- _What to do_
Write out exactly, please, the lines from the one containing "Read all visible content and emit it as JSON." to the end of the material.

- _Given information_
⁂

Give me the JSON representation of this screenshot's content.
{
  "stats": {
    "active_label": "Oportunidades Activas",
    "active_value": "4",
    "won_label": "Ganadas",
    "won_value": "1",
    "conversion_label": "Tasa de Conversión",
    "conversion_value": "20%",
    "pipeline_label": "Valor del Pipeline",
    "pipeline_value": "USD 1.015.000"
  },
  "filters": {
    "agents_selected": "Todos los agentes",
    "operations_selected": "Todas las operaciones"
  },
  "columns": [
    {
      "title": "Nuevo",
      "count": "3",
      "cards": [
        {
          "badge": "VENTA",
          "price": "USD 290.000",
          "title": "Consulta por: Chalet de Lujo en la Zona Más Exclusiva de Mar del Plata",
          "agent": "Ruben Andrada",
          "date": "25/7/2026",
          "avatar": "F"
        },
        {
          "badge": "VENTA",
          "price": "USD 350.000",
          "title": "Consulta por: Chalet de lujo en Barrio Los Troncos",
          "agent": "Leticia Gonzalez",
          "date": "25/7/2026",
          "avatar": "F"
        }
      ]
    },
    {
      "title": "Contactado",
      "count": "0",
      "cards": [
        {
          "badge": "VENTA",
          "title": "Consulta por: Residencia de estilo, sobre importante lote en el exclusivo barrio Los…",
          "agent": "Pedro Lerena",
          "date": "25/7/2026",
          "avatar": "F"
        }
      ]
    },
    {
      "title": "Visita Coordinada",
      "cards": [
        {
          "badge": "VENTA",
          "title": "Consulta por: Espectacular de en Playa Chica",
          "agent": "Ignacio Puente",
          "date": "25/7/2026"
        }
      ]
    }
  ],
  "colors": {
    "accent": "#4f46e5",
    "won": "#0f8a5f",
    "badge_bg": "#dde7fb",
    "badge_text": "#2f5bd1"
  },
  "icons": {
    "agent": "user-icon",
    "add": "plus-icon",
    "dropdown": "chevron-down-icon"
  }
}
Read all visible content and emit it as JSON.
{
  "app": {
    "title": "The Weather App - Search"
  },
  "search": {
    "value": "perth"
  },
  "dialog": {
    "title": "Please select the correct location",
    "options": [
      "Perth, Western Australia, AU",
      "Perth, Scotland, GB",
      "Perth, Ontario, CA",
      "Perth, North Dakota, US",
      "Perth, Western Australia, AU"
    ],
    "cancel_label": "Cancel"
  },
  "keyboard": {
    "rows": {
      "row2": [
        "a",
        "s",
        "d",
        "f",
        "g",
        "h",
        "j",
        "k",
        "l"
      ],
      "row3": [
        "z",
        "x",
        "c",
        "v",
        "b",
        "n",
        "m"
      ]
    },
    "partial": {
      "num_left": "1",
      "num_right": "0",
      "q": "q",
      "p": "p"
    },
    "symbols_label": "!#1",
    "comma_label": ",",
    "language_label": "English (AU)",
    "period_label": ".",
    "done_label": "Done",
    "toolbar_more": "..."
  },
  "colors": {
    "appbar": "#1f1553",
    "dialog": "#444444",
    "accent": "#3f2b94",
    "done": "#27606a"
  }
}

⁂

- _Output_
Read all visible content and emit it as JSON.
{
  "app": {
    "title": "The Weather App - Search"
  },
  "search": {
    "value": "perth"
  },
  "dialog": {
    "title": "Please select the correct location",
    "options": [
      "Perth, Western Australia, AU",
      "Perth, Scotland, GB",
      "Perth, Ontario, CA",
      "Perth, North Dakota, US",
      "Perth, Western Australia, AU"
    ],
    "cancel_label": "Cancel"
  },
  "keyboard": {
    "rows": {
      "row2": [
        "a",
        "s",
        "d",
        "f",
        "g",
        "h",
        "j",
        "k",
        "l"
      ],
      "row3": [
        "z",
        "x",
        "c",
        "v",
        "b",
        "n",
        "m"
      ]
    },
    "partial": {
      "num_left": "1",
      "num_right": "0",
      "q": "q",
      "p": "p"
    },
    "symbols_label": "!#1",
    "comma_label": ",",
    "language_label": "English (AU)",
    "period_label": ".",
    "done_label": "Done",
    "toolbar_more": "..."
  },
  "colors": {
    "appbar": "#1f1553",
    "dialog": "#444444",
    "accent": "#3f2b94",
    "done": "#27606a"
  }
}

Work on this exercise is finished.